■ Task description
Nothing may be dropped or altered: reproduce all the data.
┌─ Given information
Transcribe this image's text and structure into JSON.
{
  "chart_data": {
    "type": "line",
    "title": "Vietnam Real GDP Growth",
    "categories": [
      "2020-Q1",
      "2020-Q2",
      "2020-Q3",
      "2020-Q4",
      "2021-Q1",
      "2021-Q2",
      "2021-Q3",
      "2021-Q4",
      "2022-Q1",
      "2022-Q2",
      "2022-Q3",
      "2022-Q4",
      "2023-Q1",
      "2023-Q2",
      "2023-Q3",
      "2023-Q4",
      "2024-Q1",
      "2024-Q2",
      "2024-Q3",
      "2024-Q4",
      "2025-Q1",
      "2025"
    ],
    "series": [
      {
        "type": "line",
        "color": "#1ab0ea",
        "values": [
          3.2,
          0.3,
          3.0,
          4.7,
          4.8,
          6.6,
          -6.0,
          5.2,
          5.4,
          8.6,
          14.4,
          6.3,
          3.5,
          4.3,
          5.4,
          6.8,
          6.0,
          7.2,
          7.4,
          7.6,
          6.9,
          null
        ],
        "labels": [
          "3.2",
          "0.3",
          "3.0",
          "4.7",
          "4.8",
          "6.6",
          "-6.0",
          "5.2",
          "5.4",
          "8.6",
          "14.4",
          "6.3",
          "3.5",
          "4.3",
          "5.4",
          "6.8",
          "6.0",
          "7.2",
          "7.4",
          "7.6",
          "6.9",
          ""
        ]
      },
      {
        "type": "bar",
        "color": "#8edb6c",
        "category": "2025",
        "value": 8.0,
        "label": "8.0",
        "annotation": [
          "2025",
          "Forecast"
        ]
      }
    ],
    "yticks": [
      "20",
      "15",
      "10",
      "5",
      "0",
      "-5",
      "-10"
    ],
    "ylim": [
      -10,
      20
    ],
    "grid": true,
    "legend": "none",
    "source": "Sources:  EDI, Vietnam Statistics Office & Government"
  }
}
└─
■ Written answer
Transcribe this image's text and structure into JSON.
{
  "chart_data": {
    "type": "line",
    "title": "Vietnam Real GDP Growth",
    "categories": [
      "2020-Q1",
      "2020-Q2",
      "2020-Q3",
      "2020-Q4",
      "2021-Q1",
      "2021-Q2",
      "2021-Q3",
      "2021-Q4",
      "2022-Q1",
      "2022-Q2",
      "2022-Q3",
      "2022-Q4",
      "2023-Q1",
      "2023-Q2",
      "2023-Q3",
      "2023-Q4",
      "2024-Q1",
      "2024-Q2",
      "2024-Q3",
      "2024-Q4",
      "2025-Q1",
      "2025"
    ],
    "series": [
      {
        "type": "line",
        "color": "#1ab0ea",
        "values": [
          3.2,
          0.3,
          3.0,
          4.7,
          4.8,
          6.6,
          -6.0,
          5.2,
          5.4,
          8.6,
          14.4,
          6.3,
          3.5,
          4.3,
          5.4,
          6.8,
          6.0,
          7.2,
          7.4,
          7.6,
          6.9,
          null
        ],
        "labels": [
          "3.2",
          "0.3",
          "3.0",
          "4.7",
          "4.8",
          "6.6",
          "-6.0",
          "5.2",
          "5.4",
          "8.6",
          "14.4",
          "6.3",
          "3.5",
          "4.3",
          "5.4",
          "6.8",
          "6.0",
          "7.2",
          "7.4",
          "7.6",
          "6.9",
          ""
        ]
      },
      {
        "type": "bar",
        "color": "#8edb6c",
        "category": "2025",
        "value": 8.0,
        "label": "8.0",
        "annotation": [
          "2025",
          "Forecast"
        ]
      }
    ],
    "yticks": [
      "20",
      "15",
      "10",
      "5",
      "0",
      "-5",
      "-10"
    ],
    "ylim": [
      -10,
      20
    ],
    "grid": true,
    "legend": "none",
    "source": "Sources:  EDI, Vietnam Statistics Office & Government"
  }
}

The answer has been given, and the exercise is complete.